§ **Aim**: Print all of the rows below word for word, leaving out the pictures.

§ **Data shown**:

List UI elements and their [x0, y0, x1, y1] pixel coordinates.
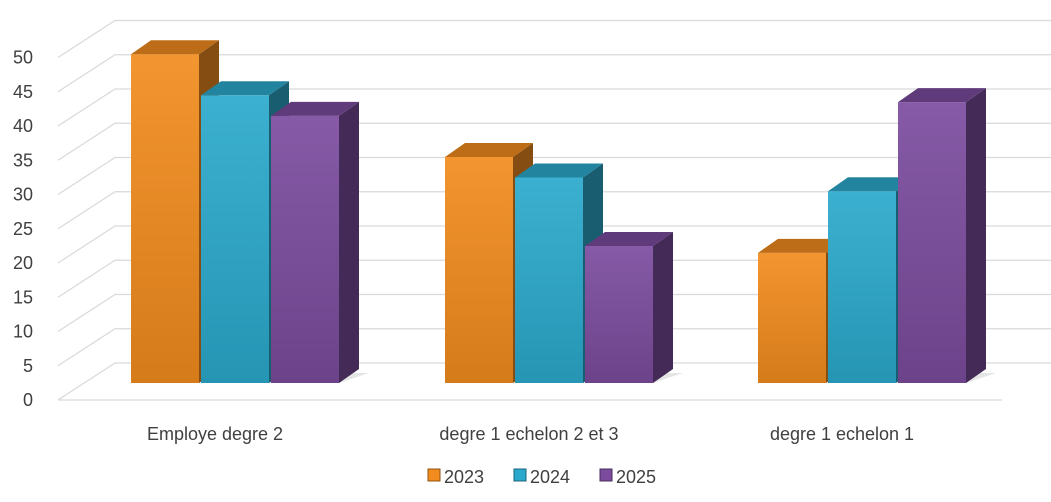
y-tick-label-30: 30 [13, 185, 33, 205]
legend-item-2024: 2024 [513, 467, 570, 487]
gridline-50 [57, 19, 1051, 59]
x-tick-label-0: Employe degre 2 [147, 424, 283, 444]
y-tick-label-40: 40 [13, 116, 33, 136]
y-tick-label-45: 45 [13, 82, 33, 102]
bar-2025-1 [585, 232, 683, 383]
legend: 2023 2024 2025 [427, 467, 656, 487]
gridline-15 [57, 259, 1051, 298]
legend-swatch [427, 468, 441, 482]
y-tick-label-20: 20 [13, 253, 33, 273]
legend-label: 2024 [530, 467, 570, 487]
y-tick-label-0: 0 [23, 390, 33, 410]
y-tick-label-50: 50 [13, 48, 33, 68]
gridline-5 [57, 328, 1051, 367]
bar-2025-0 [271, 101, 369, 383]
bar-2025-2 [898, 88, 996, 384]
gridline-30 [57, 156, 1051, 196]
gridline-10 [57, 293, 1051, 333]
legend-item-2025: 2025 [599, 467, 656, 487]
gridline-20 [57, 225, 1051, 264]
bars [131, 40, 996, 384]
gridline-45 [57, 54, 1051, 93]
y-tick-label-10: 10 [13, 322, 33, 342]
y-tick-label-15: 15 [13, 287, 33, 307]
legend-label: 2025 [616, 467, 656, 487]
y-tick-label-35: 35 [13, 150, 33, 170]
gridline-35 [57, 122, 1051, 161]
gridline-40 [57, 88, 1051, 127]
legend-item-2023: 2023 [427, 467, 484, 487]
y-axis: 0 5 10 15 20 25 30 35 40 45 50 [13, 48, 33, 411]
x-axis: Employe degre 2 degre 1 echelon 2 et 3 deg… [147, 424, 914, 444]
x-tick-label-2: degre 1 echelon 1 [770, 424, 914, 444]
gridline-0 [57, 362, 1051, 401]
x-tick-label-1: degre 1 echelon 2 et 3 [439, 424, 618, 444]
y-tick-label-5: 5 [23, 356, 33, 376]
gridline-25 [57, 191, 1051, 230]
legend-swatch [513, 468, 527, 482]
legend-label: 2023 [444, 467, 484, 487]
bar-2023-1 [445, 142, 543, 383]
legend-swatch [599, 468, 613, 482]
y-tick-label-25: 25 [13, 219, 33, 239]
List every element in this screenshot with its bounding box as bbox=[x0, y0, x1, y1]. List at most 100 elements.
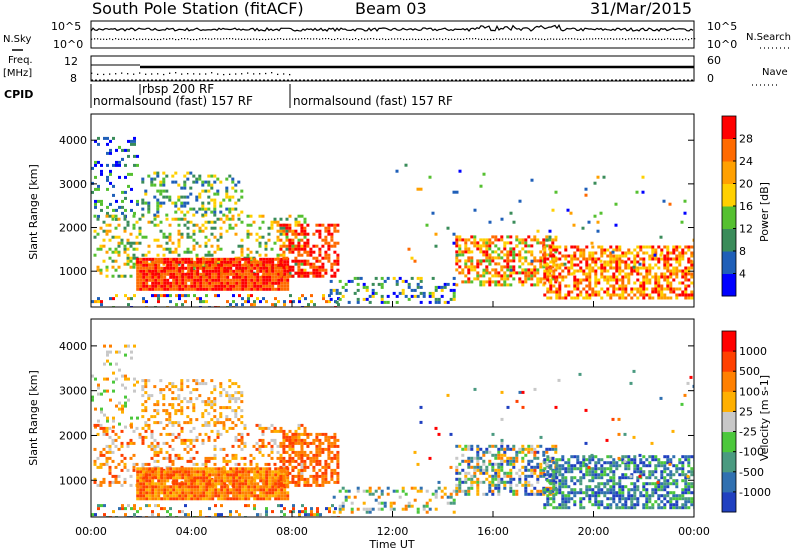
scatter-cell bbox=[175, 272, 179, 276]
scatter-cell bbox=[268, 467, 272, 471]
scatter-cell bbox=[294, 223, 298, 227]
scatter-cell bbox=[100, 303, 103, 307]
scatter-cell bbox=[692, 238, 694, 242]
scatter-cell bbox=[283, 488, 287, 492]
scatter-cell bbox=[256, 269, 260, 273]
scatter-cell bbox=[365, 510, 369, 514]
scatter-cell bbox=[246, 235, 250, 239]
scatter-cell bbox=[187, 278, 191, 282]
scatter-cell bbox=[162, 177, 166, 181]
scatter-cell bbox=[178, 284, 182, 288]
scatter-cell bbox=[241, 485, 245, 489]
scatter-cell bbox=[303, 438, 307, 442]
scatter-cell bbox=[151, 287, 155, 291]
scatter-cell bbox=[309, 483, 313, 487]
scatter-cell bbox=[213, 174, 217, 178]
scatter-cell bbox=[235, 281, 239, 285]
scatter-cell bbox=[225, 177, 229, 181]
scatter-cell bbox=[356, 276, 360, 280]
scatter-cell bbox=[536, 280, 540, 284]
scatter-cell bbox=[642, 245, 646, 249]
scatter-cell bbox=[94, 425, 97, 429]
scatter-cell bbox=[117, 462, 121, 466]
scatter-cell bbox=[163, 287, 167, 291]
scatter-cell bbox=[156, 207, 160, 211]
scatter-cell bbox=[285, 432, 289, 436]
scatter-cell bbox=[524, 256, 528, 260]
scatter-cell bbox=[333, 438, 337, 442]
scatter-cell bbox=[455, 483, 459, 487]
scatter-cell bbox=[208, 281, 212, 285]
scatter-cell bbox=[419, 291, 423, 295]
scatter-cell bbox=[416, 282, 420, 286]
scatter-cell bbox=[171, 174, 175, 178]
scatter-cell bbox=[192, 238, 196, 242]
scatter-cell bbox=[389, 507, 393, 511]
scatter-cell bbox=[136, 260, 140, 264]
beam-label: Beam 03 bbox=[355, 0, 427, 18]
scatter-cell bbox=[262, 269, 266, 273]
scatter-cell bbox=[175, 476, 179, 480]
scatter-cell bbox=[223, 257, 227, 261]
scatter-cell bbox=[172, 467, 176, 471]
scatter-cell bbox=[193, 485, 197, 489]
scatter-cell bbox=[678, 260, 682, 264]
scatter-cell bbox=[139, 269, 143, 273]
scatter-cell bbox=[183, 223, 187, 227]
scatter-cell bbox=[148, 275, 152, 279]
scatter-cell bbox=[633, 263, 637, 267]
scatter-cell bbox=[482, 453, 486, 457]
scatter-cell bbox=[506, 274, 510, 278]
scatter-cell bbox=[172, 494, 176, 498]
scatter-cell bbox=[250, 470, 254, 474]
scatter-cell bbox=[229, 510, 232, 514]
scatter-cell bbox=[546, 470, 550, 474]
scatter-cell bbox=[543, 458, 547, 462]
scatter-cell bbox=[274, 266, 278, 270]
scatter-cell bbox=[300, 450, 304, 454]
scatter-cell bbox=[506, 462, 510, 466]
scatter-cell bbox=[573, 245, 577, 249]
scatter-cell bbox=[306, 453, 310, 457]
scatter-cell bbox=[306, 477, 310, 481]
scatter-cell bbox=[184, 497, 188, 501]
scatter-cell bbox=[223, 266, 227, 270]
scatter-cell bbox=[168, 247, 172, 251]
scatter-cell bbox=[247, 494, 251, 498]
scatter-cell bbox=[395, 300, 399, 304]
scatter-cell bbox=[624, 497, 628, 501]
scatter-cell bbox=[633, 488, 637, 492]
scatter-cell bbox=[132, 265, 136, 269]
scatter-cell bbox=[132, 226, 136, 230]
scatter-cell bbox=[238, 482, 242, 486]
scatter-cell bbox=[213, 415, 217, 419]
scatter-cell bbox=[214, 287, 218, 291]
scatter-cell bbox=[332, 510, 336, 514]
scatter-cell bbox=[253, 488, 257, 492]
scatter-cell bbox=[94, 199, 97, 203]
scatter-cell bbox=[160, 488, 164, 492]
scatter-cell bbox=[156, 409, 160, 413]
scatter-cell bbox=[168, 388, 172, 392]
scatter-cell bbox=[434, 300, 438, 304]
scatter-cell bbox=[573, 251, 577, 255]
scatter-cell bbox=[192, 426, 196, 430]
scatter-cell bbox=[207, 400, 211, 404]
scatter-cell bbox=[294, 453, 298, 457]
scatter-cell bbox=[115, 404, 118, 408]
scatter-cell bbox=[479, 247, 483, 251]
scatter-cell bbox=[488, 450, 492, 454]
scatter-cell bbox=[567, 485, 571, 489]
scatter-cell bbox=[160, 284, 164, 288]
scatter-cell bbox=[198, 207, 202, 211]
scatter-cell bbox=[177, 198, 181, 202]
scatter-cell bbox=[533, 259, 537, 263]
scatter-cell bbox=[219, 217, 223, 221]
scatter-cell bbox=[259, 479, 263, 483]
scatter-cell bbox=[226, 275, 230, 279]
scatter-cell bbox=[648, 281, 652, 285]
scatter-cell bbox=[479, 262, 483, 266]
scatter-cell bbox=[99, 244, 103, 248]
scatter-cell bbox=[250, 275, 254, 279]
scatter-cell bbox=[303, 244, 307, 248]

§ **Written reply**:
List UI elements and their [x0, y0, x1, y1] pixel coordinates.
y-tick-label-30: 30 [13, 185, 33, 205]
legend-item-2024: 2024 [513, 467, 570, 487]
gridline-50 [57, 19, 1051, 59]
x-tick-label-0: Employe degre 2 [147, 424, 283, 444]
y-tick-label-40: 40 [13, 116, 33, 136]
y-tick-label-45: 45 [13, 82, 33, 102]
bar-2025-1 [585, 232, 683, 383]
legend: 2023 2024 2025 [427, 467, 656, 487]
gridline-15 [57, 259, 1051, 298]
legend-swatch [427, 468, 441, 482]
y-tick-label-20: 20 [13, 253, 33, 273]
legend-label: 2024 [530, 467, 570, 487]
y-tick-label-0: 0 [23, 390, 33, 410]
y-tick-label-50: 50 [13, 48, 33, 68]
gridline-5 [57, 328, 1051, 367]
bar-2025-0 [271, 101, 369, 383]
bar-2025-2 [898, 88, 996, 384]
gridline-30 [57, 156, 1051, 196]
gridline-10 [57, 293, 1051, 333]
legend-item-2025: 2025 [599, 467, 656, 487]
gridline-20 [57, 225, 1051, 264]
bars [131, 40, 996, 384]
gridline-45 [57, 54, 1051, 93]
y-tick-label-10: 10 [13, 322, 33, 342]
y-tick-label-15: 15 [13, 287, 33, 307]
legend-label: 2025 [616, 467, 656, 487]
y-tick-label-35: 35 [13, 150, 33, 170]
gridline-35 [57, 122, 1051, 161]
gridline-40 [57, 88, 1051, 127]
legend-item-2023: 2023 [427, 467, 484, 487]
y-axis: 0 5 10 15 20 25 30 35 40 45 50 [13, 48, 33, 411]
x-axis: Employe degre 2 degre 1 echelon 2 et 3 deg… [147, 424, 914, 444]
x-tick-label-2: degre 1 echelon 1 [770, 424, 914, 444]
gridline-0 [57, 362, 1051, 401]
x-tick-label-1: degre 1 echelon 2 et 3 [439, 424, 618, 444]
y-tick-label-5: 5 [23, 356, 33, 376]
gridline-25 [57, 191, 1051, 230]
legend-swatch [513, 468, 527, 482]
legend-label: 2023 [444, 467, 484, 487]
bar-2023-1 [445, 142, 543, 383]
legend-swatch [599, 468, 613, 482]
y-tick-label-25: 25 [13, 219, 33, 239]
List every element in this screenshot with its bounding box as bbox=[x0, y0, x1, y1]. List at most 100 elements.
scatter-cell bbox=[175, 272, 179, 276]
scatter-cell bbox=[268, 467, 272, 471]
scatter-cell bbox=[294, 223, 298, 227]
scatter-cell bbox=[100, 303, 103, 307]
scatter-cell bbox=[692, 238, 694, 242]
scatter-cell bbox=[283, 488, 287, 492]
scatter-cell bbox=[256, 269, 260, 273]
scatter-cell bbox=[365, 510, 369, 514]
scatter-cell bbox=[246, 235, 250, 239]
scatter-cell bbox=[187, 278, 191, 282]
scatter-cell bbox=[162, 177, 166, 181]
scatter-cell bbox=[178, 284, 182, 288]
scatter-cell bbox=[241, 485, 245, 489]
scatter-cell bbox=[303, 438, 307, 442]
scatter-cell bbox=[151, 287, 155, 291]
scatter-cell bbox=[309, 483, 313, 487]
scatter-cell bbox=[213, 174, 217, 178]
scatter-cell bbox=[235, 281, 239, 285]
scatter-cell bbox=[225, 177, 229, 181]
scatter-cell bbox=[356, 276, 360, 280]
scatter-cell bbox=[536, 280, 540, 284]
scatter-cell bbox=[642, 245, 646, 249]
scatter-cell bbox=[94, 425, 97, 429]
scatter-cell bbox=[117, 462, 121, 466]
scatter-cell bbox=[163, 287, 167, 291]
scatter-cell bbox=[156, 207, 160, 211]
scatter-cell bbox=[285, 432, 289, 436]
scatter-cell bbox=[524, 256, 528, 260]
scatter-cell bbox=[333, 438, 337, 442]
scatter-cell bbox=[455, 483, 459, 487]
scatter-cell bbox=[208, 281, 212, 285]
scatter-cell bbox=[419, 291, 423, 295]
scatter-cell bbox=[416, 282, 420, 286]
scatter-cell bbox=[171, 174, 175, 178]
scatter-cell bbox=[192, 238, 196, 242]
scatter-cell bbox=[389, 507, 393, 511]
scatter-cell bbox=[136, 260, 140, 264]
beam-label: Beam 03 bbox=[355, 0, 427, 18]
scatter-cell bbox=[262, 269, 266, 273]
scatter-cell bbox=[175, 476, 179, 480]
scatter-cell bbox=[223, 257, 227, 261]
scatter-cell bbox=[172, 467, 176, 471]
scatter-cell bbox=[193, 485, 197, 489]
scatter-cell bbox=[678, 260, 682, 264]
scatter-cell bbox=[139, 269, 143, 273]
scatter-cell bbox=[183, 223, 187, 227]
scatter-cell bbox=[148, 275, 152, 279]
scatter-cell bbox=[633, 263, 637, 267]
scatter-cell bbox=[482, 453, 486, 457]
scatter-cell bbox=[506, 274, 510, 278]
scatter-cell bbox=[172, 494, 176, 498]
scatter-cell bbox=[250, 470, 254, 474]
scatter-cell bbox=[229, 510, 232, 514]
scatter-cell bbox=[546, 470, 550, 474]
scatter-cell bbox=[543, 458, 547, 462]
scatter-cell bbox=[274, 266, 278, 270]
scatter-cell bbox=[300, 450, 304, 454]
scatter-cell bbox=[506, 462, 510, 466]
scatter-cell bbox=[573, 245, 577, 249]
scatter-cell bbox=[306, 453, 310, 457]
scatter-cell bbox=[306, 477, 310, 481]
scatter-cell bbox=[184, 497, 188, 501]
scatter-cell bbox=[223, 266, 227, 270]
scatter-cell bbox=[168, 247, 172, 251]
scatter-cell bbox=[247, 494, 251, 498]
scatter-cell bbox=[395, 300, 399, 304]
scatter-cell bbox=[624, 497, 628, 501]
scatter-cell bbox=[633, 488, 637, 492]
scatter-cell bbox=[132, 265, 136, 269]
scatter-cell bbox=[132, 226, 136, 230]
scatter-cell bbox=[238, 482, 242, 486]
scatter-cell bbox=[213, 415, 217, 419]
scatter-cell bbox=[214, 287, 218, 291]
scatter-cell bbox=[332, 510, 336, 514]
scatter-cell bbox=[253, 488, 257, 492]
scatter-cell bbox=[94, 199, 97, 203]
scatter-cell bbox=[160, 488, 164, 492]
scatter-cell bbox=[156, 409, 160, 413]
scatter-cell bbox=[168, 388, 172, 392]
scatter-cell bbox=[434, 300, 438, 304]
scatter-cell bbox=[573, 251, 577, 255]
scatter-cell bbox=[192, 426, 196, 430]
scatter-cell bbox=[207, 400, 211, 404]
scatter-cell bbox=[294, 453, 298, 457]
scatter-cell bbox=[115, 404, 118, 408]
scatter-cell bbox=[479, 247, 483, 251]
scatter-cell bbox=[488, 450, 492, 454]
scatter-cell bbox=[567, 485, 571, 489]
scatter-cell bbox=[160, 284, 164, 288]
scatter-cell bbox=[198, 207, 202, 211]
scatter-cell bbox=[177, 198, 181, 202]
scatter-cell bbox=[533, 259, 537, 263]
scatter-cell bbox=[219, 217, 223, 221]
scatter-cell bbox=[259, 479, 263, 483]
scatter-cell bbox=[226, 275, 230, 279]
scatter-cell bbox=[648, 281, 652, 285]
scatter-cell bbox=[479, 262, 483, 266]
scatter-cell bbox=[99, 244, 103, 248]
scatter-cell bbox=[250, 275, 254, 279]
scatter-cell bbox=[303, 244, 307, 248]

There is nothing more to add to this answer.